** BEGIN RAW DATA **
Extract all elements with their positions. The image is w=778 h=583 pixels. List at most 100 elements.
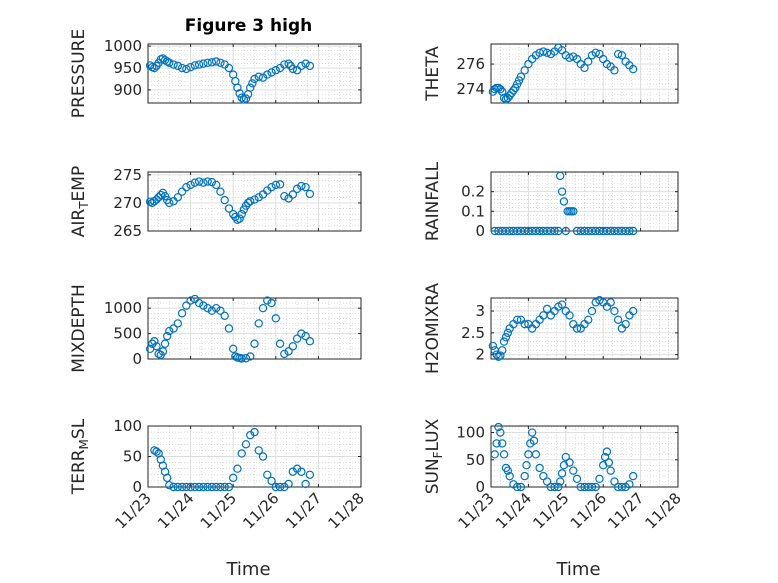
data-point [246, 197, 255, 206]
axes-border [147, 297, 362, 360]
data-point [173, 61, 183, 71]
data-point [591, 48, 600, 57]
data-point [190, 61, 200, 70]
data-point [297, 181, 306, 191]
data-point [280, 349, 289, 359]
y-axis-label: MIXDEPTH [69, 284, 89, 373]
data-point [527, 428, 537, 437]
data-point [292, 184, 302, 194]
data-point [182, 64, 191, 74]
data-point [587, 482, 597, 492]
data-point [250, 339, 259, 348]
data-point [503, 328, 513, 338]
data-point [569, 207, 578, 216]
data-series [490, 422, 638, 492]
data-point [173, 193, 183, 202]
y-tick-label: 50 [123, 448, 142, 466]
x-tick-label: 11/25 [197, 489, 240, 532]
data-point [288, 190, 298, 199]
data-point [211, 180, 221, 190]
data-point [503, 466, 513, 475]
data-point [199, 178, 208, 187]
data-point [235, 89, 244, 98]
data-point [177, 63, 187, 73]
data-point [572, 324, 582, 333]
y-tick-label: 0 [475, 478, 485, 496]
y-tick-label: 276 [456, 55, 485, 73]
data-point [186, 62, 195, 72]
data-series [490, 171, 638, 236]
data-point [628, 306, 638, 316]
data-point [292, 334, 302, 343]
data-point [250, 195, 259, 204]
chart-title: Figure 3 high [185, 16, 313, 36]
x-tick-label: 11/26 [567, 489, 610, 532]
data-point [156, 190, 165, 200]
subplot-h2omixra: 2 2.5 3 H2OMIXRA [423, 283, 679, 374]
y-tick-label: 1000 [104, 299, 142, 317]
data-point [494, 352, 503, 362]
data-point [194, 177, 204, 186]
data-point [173, 482, 183, 492]
x-tick-label: 11/27 [282, 489, 325, 532]
data-point [557, 469, 567, 478]
data-point [248, 79, 257, 88]
data-point [254, 193, 263, 202]
data-point [203, 482, 212, 492]
data-point [258, 452, 268, 461]
data-point [243, 198, 253, 208]
data-point [490, 450, 499, 459]
y-tick-label: 274 [456, 80, 485, 98]
data-point [301, 59, 310, 68]
data-point [512, 482, 522, 492]
data-point [271, 180, 280, 190]
data-point [284, 479, 293, 489]
axes-border [490, 43, 679, 104]
data-point [569, 466, 578, 475]
data-point [305, 470, 315, 479]
y-tick-label: 2 [475, 346, 485, 364]
data-point [250, 74, 259, 84]
data-point [550, 482, 559, 492]
data-point [559, 197, 569, 206]
subplot-air-temp: 265 270 275 AIRTEMP [69, 166, 362, 240]
data-point [190, 482, 200, 492]
data-series [145, 294, 315, 363]
data-point [182, 301, 191, 310]
data-point [216, 187, 225, 196]
data-point [237, 93, 246, 102]
y-axis-label: SUNFLUX [423, 418, 445, 494]
data-point [516, 482, 526, 492]
data-point [297, 329, 306, 338]
axes-border [147, 171, 362, 232]
data-point [186, 482, 195, 492]
data-point [224, 324, 234, 333]
data-point [220, 311, 229, 320]
y-tick-label: 270 [113, 194, 142, 212]
data-point [220, 195, 229, 205]
data-point [305, 61, 315, 71]
data-point [216, 58, 225, 67]
data-point [488, 341, 498, 351]
data-point [492, 350, 501, 359]
data-point [610, 306, 619, 316]
data-point [207, 482, 217, 492]
data-point [595, 474, 604, 484]
data-point [194, 298, 204, 308]
data-point [233, 83, 242, 92]
data-point [150, 337, 159, 346]
data-point [512, 315, 522, 324]
data-point [531, 450, 541, 459]
data-point [177, 309, 187, 318]
data-series [488, 43, 638, 104]
data-point [301, 331, 310, 341]
data-point [267, 298, 276, 308]
data-point [288, 64, 298, 74]
data-point [165, 326, 174, 336]
data-point [194, 60, 204, 69]
data-point [233, 464, 242, 473]
y-axis-label: H2OMIXRA [423, 283, 443, 374]
x-tick-label: 11/28 [642, 489, 685, 532]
** END RAW DATA **
Please copy the records word for word, from the line with "data-point [246, 197, 255, 206]" up to and including the line with "x-tick-label: 11/27 [282, 489, 325, 532]".

data-point [246, 197, 255, 206]
axes-border [147, 297, 362, 360]
data-point [173, 61, 183, 71]
data-point [591, 48, 600, 57]
data-point [190, 61, 200, 70]
data-point [297, 181, 306, 191]
data-point [280, 349, 289, 359]
y-axis-label: MIXDEPTH [69, 284, 89, 373]
data-point [527, 428, 537, 437]
data-point [292, 184, 302, 194]
data-point [182, 64, 191, 74]
data-point [587, 482, 597, 492]
data-point [250, 339, 259, 348]
data-point [503, 328, 513, 338]
data-point [569, 207, 578, 216]
data-series [490, 422, 638, 492]
data-point [173, 193, 183, 202]
y-tick-label: 50 [123, 448, 142, 466]
x-tick-label: 11/25 [197, 489, 240, 532]
data-point [288, 190, 298, 199]
data-point [211, 180, 221, 190]
data-point [503, 466, 513, 475]
data-point [199, 178, 208, 187]
data-point [235, 89, 244, 98]
data-point [177, 63, 187, 73]
data-point [572, 324, 582, 333]
y-tick-label: 0 [475, 478, 485, 496]
y-tick-label: 276 [456, 55, 485, 73]
data-point [186, 62, 195, 72]
data-series [490, 171, 638, 236]
data-point [628, 306, 638, 316]
data-point [292, 334, 302, 343]
data-point [250, 195, 259, 204]
chart-title: Figure 3 high [185, 16, 313, 36]
x-tick-label: 11/26 [567, 489, 610, 532]
data-point [156, 190, 165, 200]
subplot-h2omixra: 2 2.5 3 H2OMIXRA [423, 283, 679, 374]
y-tick-label: 1000 [104, 299, 142, 317]
data-point [494, 352, 503, 362]
data-point [194, 177, 204, 186]
data-point [173, 482, 183, 492]
x-tick-label: 11/27 [282, 489, 325, 532]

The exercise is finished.